REQUIRED WORK: Pick out the lines in the listing below that contain the word "rest" and copy them.

MATERIAL FOR THE TASK:
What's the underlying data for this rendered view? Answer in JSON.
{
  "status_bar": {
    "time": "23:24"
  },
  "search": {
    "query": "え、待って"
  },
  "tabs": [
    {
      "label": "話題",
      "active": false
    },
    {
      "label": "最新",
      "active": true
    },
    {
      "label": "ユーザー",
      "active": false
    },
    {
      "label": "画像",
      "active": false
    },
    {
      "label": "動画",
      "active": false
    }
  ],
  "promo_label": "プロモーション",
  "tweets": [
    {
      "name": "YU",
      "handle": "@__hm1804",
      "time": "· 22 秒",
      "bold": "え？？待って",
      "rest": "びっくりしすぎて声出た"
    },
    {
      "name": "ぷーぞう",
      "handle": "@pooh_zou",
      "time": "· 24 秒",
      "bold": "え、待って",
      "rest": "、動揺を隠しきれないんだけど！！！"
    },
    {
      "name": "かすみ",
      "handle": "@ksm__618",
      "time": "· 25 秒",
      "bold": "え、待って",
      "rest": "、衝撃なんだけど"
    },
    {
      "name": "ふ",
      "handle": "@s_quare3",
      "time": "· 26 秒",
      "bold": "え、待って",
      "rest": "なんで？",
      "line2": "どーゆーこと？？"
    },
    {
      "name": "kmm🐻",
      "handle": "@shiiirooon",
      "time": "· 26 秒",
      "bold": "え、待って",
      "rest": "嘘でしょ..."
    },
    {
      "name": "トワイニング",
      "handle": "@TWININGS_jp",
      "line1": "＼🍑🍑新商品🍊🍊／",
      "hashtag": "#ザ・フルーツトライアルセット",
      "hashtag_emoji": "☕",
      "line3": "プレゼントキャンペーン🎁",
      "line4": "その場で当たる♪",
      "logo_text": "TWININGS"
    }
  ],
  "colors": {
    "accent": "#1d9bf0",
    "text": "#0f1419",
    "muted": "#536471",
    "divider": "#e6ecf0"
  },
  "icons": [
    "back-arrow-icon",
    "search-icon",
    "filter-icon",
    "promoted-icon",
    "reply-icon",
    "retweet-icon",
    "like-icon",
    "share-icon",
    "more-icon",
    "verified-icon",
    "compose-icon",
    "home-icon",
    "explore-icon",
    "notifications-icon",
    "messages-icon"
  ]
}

SOLUTION FOR THIS PROBLEM:
      "rest": "びっくりしすぎて声出た"
      "rest": "、動揺を隠しきれないんだけど！！！"
      "rest": "、衝撃なんだけど"
      "rest": "なんで？",
      "rest": "嘘でしょ..."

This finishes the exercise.